Entries with figure data>
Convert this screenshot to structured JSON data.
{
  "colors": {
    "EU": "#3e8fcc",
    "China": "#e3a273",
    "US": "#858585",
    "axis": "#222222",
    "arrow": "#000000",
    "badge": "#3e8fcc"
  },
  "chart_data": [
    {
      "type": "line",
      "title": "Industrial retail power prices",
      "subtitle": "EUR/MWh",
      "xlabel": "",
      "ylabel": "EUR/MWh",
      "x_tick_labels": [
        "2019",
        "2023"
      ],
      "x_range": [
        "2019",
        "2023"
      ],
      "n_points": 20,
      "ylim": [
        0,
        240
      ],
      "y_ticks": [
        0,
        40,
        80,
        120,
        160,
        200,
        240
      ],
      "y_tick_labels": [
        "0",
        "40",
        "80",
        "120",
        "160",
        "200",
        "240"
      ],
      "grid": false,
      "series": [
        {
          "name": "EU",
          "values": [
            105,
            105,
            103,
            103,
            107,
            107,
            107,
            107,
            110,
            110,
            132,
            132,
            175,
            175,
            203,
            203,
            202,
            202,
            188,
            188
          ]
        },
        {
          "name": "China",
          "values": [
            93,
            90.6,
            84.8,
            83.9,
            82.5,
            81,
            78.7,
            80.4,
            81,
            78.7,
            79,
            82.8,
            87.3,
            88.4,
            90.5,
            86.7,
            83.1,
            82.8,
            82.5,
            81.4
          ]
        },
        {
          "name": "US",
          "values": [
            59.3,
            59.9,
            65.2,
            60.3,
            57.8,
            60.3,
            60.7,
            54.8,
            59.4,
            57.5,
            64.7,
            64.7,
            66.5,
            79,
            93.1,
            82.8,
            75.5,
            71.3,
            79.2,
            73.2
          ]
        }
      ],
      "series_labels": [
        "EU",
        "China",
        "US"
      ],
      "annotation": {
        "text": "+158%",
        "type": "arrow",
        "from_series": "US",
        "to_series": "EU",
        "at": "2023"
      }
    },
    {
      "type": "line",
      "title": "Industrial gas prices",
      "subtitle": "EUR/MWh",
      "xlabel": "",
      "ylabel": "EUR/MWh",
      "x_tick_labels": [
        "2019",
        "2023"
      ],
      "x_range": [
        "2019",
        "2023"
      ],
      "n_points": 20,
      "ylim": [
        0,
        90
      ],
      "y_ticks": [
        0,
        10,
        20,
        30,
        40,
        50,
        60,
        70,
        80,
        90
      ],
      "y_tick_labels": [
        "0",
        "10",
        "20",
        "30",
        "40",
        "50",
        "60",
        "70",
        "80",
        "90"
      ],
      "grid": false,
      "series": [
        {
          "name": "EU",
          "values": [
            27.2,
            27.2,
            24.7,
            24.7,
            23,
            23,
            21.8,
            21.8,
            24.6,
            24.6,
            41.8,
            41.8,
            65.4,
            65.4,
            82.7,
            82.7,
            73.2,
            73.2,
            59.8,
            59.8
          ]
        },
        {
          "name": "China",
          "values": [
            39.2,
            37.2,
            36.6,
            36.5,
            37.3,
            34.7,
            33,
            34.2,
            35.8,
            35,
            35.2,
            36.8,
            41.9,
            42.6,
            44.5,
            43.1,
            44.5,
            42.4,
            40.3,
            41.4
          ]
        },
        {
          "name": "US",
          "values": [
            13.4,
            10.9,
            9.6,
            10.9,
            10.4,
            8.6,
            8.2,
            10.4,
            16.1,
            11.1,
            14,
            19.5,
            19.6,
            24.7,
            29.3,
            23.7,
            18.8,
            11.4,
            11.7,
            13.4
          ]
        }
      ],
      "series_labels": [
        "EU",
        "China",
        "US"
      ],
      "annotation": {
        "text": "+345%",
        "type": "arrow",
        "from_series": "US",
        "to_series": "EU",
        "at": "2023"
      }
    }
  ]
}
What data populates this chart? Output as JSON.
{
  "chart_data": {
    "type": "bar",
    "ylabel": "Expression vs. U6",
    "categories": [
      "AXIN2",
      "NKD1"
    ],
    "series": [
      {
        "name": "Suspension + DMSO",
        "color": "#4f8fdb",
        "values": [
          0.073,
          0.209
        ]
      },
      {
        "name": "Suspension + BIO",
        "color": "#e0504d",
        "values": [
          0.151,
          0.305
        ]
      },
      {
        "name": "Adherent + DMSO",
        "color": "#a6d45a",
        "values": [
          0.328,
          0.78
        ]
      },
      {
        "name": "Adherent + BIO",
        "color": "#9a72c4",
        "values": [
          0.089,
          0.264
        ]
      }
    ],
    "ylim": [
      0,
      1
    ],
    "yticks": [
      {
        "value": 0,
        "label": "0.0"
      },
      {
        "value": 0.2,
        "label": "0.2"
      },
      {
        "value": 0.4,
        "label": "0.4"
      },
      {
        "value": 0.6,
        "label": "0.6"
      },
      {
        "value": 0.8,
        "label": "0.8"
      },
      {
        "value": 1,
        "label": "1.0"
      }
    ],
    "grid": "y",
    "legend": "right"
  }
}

What to work on>
Using the records above, find and show each line with the string "JSON".

Task result>
Convert this screenshot to structured JSON data.
What data populates this chart? Output as JSON.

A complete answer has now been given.